WHAT YOU HAVE TO DO | In the material below, find each line holding the string "Reihe" and copy it.

Dataset items
begin

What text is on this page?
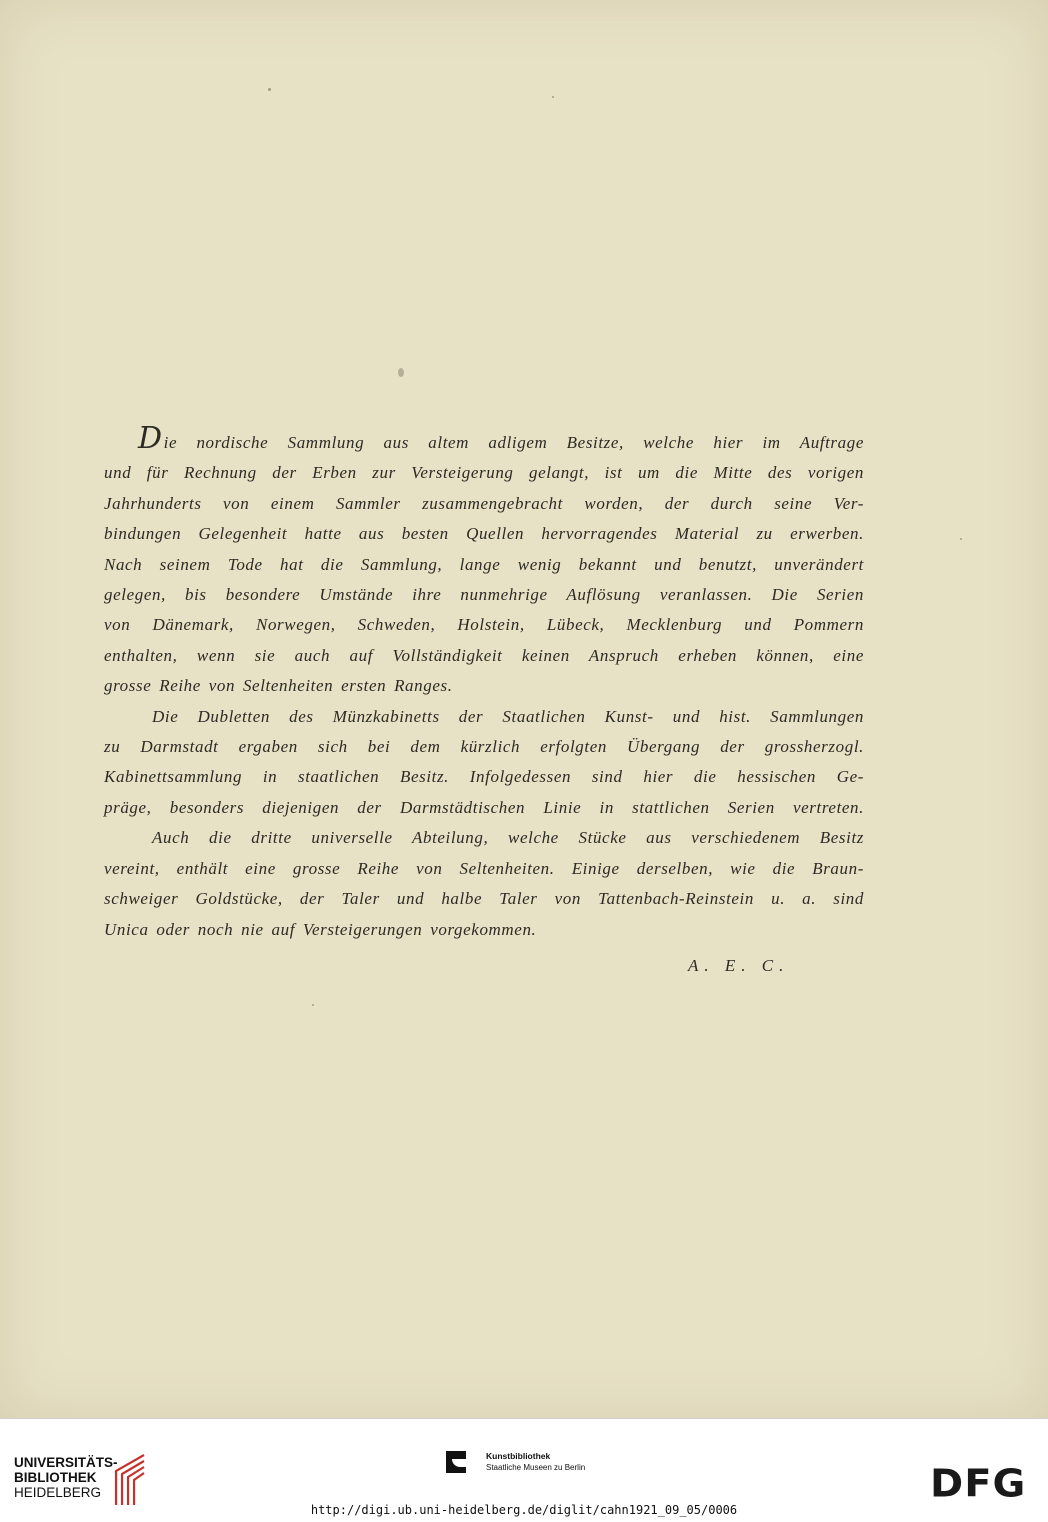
Die nordische Sammlung aus altem adligem Besitze, welche hier im Auftrage
und für Rechnung der Erben zur Versteigerung gelangt, ist um die Mitte des vorigen
Jahrhunderts von einem Sammler zusammengebracht worden, der durch seine Ver-
bindungen Gelegenheit hatte aus besten Quellen hervorragendes Material zu erwerben.
Nach seinem Tode hat die Sammlung, lange wenig bekannt und benutzt, unverändert
gelegen, bis besondere Umstände ihre nunmehrige Auflösung veranlassen. Die Serien
von Dänemark, Norwegen, Schweden, Holstein, Lübeck, Mecklenburg und Pommern
enthalten, wenn sie auch auf Vollständigkeit keinen Anspruch erheben können, eine
grosse Reihe von Seltenheiten ersten Ranges.

Die Dubletten des Münzkabinetts der Staatlichen Kunst- und hist. Sammlungen
zu Darmstadt ergaben sich bei dem kürzlich erfolgten Übergang der grossherzogl.
Kabinettsammlung in staatlichen Besitz. Infolgedessen sind hier die hessischen Ge-
präge, besonders diejenigen der Darmstädtischen Linie in stattlichen Serien vertreten.

Auch die dritte universelle Abteilung, welche Stücke aus verschiedenem Besitz
vereint, enthält eine grosse Reihe von Seltenheiten. Einige derselben, wie die Braun-
schweiger Goldstücke, der Taler und halbe Taler von Tattenbach-Reinstein u. a. sind
Unica oder noch nie auf Versteigerungen vorgekommen.

A. E. C.
UNIVERSITÄTS-
BIBLIOTHEK
HEIDELBERG
Kunstbibliothek
Staatliche Museen zu Berlin	DFG
http://digi.ub.uni-heidelberg.de/diglit/cahn1921_09_05/0006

end

EXERCISE OUTPUT |
grosse Reihe von Seltenheiten ersten Ranges.
vereint, enthält eine grosse Reihe von Seltenheiten. Einige derselben, wie die Braun-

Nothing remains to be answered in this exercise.